Written task: From the entries provided below, copy each line that contains the word "επιτρέπονται".

Data excerpts:
--- START ---

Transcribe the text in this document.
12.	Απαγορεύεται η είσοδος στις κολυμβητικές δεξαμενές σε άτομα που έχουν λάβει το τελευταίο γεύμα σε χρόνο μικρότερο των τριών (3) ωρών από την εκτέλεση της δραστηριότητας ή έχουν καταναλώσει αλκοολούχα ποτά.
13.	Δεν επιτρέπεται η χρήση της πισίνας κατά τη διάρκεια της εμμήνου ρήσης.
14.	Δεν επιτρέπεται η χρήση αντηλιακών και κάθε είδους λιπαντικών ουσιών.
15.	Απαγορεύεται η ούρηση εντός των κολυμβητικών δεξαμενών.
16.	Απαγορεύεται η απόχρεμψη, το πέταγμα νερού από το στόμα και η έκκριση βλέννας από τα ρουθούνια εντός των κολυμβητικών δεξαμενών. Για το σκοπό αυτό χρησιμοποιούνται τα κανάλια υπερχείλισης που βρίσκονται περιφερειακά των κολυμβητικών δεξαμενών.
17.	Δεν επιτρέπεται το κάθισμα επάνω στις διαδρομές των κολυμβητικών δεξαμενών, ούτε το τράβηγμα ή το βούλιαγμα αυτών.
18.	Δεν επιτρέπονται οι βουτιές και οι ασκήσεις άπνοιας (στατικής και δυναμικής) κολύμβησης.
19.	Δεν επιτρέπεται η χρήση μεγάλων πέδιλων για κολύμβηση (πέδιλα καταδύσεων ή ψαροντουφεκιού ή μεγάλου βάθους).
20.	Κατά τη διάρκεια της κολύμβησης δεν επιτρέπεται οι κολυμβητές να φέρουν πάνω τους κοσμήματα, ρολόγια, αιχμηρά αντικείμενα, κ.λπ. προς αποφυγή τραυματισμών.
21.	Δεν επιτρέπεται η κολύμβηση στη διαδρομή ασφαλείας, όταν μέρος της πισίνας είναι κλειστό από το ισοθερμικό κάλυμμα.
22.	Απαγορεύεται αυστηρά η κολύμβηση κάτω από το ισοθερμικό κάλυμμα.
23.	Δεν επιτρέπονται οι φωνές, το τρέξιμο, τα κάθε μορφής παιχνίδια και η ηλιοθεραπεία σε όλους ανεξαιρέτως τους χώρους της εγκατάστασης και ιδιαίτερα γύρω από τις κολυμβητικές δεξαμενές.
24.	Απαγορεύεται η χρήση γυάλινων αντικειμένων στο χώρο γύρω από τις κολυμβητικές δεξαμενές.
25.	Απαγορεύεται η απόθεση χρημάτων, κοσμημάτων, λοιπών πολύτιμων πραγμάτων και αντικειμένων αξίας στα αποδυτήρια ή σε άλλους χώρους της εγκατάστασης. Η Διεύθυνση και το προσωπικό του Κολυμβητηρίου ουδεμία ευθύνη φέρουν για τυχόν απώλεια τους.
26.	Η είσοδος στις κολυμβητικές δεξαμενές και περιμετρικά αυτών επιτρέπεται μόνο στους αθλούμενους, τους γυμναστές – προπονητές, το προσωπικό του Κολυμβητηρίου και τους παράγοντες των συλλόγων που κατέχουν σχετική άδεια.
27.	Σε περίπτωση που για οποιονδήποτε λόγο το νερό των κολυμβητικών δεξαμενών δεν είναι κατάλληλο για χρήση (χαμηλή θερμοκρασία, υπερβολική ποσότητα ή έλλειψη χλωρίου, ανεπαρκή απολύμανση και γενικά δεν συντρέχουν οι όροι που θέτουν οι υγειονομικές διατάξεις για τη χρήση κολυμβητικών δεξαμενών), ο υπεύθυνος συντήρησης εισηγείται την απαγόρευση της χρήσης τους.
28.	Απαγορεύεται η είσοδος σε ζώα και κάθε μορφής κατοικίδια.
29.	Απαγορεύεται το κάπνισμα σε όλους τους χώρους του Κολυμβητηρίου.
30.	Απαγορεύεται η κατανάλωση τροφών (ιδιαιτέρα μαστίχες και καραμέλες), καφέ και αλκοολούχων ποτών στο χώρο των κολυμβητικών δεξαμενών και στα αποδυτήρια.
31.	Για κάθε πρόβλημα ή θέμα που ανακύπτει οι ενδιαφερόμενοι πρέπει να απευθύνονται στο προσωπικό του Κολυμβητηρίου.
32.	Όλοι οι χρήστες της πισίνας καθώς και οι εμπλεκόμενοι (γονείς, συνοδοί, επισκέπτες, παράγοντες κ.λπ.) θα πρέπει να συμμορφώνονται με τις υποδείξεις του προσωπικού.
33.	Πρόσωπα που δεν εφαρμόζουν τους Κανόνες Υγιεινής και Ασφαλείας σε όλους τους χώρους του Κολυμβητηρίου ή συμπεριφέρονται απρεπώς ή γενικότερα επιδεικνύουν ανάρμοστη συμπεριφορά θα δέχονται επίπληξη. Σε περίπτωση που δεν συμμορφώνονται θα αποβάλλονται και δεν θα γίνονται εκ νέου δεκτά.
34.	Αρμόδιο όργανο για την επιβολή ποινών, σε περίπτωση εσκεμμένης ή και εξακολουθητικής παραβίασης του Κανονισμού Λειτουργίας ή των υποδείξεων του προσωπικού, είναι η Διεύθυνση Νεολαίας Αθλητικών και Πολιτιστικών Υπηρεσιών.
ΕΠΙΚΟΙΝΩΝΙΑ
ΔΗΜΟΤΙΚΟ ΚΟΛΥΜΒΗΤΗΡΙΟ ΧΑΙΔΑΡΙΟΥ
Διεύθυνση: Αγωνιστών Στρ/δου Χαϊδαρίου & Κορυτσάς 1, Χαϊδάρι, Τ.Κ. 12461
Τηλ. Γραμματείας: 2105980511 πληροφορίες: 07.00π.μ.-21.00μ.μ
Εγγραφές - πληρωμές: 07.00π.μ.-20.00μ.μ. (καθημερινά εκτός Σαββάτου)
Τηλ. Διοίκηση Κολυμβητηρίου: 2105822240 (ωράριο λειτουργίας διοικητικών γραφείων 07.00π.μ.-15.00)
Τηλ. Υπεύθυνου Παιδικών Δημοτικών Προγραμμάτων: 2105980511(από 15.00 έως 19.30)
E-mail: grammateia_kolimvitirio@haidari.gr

--- END ---

Full response:
18.	Δεν επιτρέπονται οι βουτιές και οι ασκήσεις άπνοιας (στατικής και δυναμικής) κολύμβησης.
23.	Δεν επιτρέπονται οι φωνές, το τρέξιμο, τα κάθε μορφής παιχνίδια και η ηλιοθεραπεία σε όλους ανεξαιρέτως τους χώρους της εγκατάστασης και ιδιαίτερα γύρω από τις κολυμβητικές δεξαμενές.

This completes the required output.